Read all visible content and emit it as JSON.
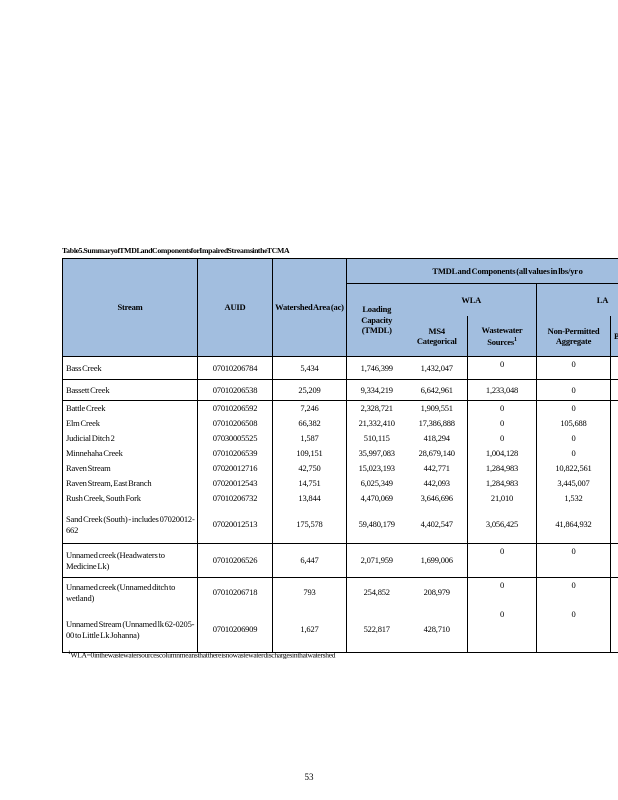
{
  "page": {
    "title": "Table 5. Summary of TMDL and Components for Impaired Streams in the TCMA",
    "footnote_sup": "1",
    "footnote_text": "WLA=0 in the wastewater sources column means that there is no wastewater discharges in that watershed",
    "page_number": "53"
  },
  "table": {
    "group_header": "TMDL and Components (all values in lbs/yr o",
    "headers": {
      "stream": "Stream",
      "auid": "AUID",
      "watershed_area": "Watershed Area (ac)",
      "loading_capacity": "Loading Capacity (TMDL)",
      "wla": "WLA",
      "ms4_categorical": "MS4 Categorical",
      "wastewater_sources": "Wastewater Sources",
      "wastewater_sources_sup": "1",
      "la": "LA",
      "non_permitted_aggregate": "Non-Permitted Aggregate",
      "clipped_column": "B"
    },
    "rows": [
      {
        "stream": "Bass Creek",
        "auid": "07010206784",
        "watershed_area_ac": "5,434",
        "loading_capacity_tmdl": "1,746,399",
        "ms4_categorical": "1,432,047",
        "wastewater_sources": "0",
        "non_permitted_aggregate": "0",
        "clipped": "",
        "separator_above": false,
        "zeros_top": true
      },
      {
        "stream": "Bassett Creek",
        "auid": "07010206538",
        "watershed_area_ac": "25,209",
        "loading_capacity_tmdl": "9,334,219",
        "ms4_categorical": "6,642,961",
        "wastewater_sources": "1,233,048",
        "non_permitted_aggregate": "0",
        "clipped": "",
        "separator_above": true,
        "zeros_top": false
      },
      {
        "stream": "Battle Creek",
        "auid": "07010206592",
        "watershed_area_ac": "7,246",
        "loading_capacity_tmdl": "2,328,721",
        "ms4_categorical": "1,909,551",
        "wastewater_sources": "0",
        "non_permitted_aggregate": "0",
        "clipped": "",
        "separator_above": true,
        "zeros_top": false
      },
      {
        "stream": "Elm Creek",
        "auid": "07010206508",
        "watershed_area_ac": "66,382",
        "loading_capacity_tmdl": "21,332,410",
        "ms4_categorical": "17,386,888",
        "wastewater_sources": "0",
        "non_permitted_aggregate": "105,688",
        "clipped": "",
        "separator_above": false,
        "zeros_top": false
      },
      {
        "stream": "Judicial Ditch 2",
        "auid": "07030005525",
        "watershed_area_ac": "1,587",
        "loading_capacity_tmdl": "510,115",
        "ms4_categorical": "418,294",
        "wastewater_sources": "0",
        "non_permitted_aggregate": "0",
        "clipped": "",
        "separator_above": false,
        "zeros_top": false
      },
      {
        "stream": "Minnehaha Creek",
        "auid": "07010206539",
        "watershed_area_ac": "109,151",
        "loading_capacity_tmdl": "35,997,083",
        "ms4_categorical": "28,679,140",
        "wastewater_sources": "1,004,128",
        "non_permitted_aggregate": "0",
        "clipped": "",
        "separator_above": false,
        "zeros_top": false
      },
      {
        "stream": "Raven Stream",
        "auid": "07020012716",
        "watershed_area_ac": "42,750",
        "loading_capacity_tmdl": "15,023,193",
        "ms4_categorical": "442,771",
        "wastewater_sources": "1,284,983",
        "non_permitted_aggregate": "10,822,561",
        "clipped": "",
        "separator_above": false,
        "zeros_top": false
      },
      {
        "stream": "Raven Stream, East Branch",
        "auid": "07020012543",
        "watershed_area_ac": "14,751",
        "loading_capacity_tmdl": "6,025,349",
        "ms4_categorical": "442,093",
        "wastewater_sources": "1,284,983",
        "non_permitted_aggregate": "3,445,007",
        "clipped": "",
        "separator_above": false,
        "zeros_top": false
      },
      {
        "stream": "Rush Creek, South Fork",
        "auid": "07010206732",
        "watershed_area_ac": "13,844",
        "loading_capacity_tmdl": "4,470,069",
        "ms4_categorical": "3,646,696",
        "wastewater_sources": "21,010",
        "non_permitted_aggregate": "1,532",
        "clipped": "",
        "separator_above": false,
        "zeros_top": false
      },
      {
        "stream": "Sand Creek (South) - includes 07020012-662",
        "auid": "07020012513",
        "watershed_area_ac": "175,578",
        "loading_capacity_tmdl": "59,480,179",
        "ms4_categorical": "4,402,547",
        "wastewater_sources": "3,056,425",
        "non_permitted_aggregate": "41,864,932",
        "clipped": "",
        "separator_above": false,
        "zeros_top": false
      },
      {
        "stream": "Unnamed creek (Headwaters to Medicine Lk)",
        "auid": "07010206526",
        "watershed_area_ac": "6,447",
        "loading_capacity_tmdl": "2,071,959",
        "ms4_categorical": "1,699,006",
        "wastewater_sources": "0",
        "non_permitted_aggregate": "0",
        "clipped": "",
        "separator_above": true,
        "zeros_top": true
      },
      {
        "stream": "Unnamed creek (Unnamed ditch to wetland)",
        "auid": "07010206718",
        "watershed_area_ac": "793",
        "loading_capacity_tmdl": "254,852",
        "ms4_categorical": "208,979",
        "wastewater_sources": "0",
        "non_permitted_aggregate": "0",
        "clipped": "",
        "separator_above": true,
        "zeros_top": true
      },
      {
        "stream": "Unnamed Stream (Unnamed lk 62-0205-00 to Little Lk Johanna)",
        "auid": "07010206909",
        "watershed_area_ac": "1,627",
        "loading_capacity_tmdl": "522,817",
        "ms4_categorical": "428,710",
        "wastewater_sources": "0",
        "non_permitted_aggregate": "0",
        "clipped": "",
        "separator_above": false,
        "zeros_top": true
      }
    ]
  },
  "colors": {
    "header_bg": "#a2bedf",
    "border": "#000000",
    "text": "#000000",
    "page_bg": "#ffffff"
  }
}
**********
WHAT YOU HAVE TO DO:
Leave out every line without the string "Unnamed" and copy the rest.

TASK SOLUTION:
        "stream": "Unnamed creek (Headwaters to Medicine Lk)",
        "stream": "Unnamed creek (Unnamed ditch to wetland)",
        "stream": "Unnamed Stream (Unnamed lk 62-0205-00 to Little Lk Johanna)",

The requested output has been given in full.